* Exercise
Make an exact copy of all the entries, but do not reproduce the pictures.

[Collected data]
· · · · · · ·

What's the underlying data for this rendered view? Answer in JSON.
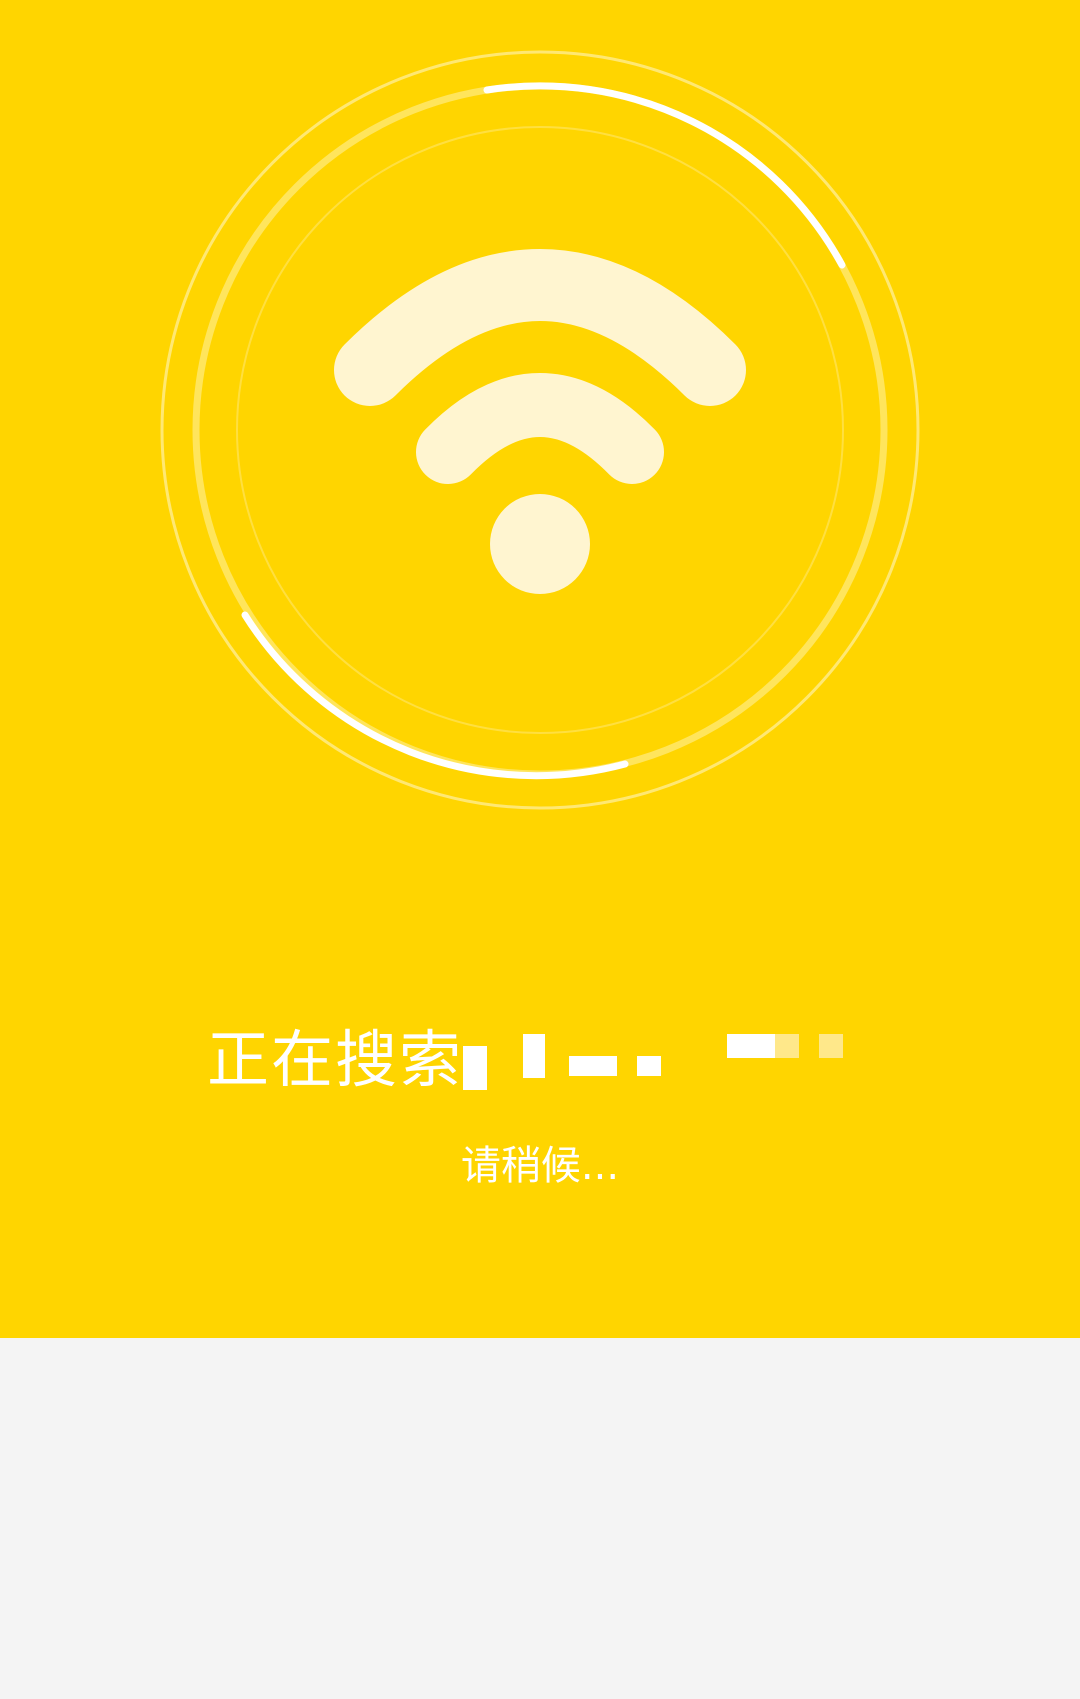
{
  "screen": {
    "title": "正在搜索",
    "subtitle": "请稍候..."
  },
  "icons": {
    "center": "wifi-icon",
    "rings": "scanning-ring-icon"
  },
  "colors": {
    "primary": "#FFD500",
    "icon_fill": "#FFF5D0",
    "text": "#FFFFFF",
    "background": "#F4F4F4"
  }
}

· · · · · · ·

* The output
What's the underlying data for this rendered view? Answer in JSON.
{
  "screen": {
    "title": "正在搜索",
    "subtitle": "请稍候..."
  },
  "icons": {
    "center": "wifi-icon",
    "rings": "scanning-ring-icon"
  },
  "colors": {
    "primary": "#FFD500",
    "icon_fill": "#FFF5D0",
    "text": "#FFFFFF",
    "background": "#F4F4F4"
  }
}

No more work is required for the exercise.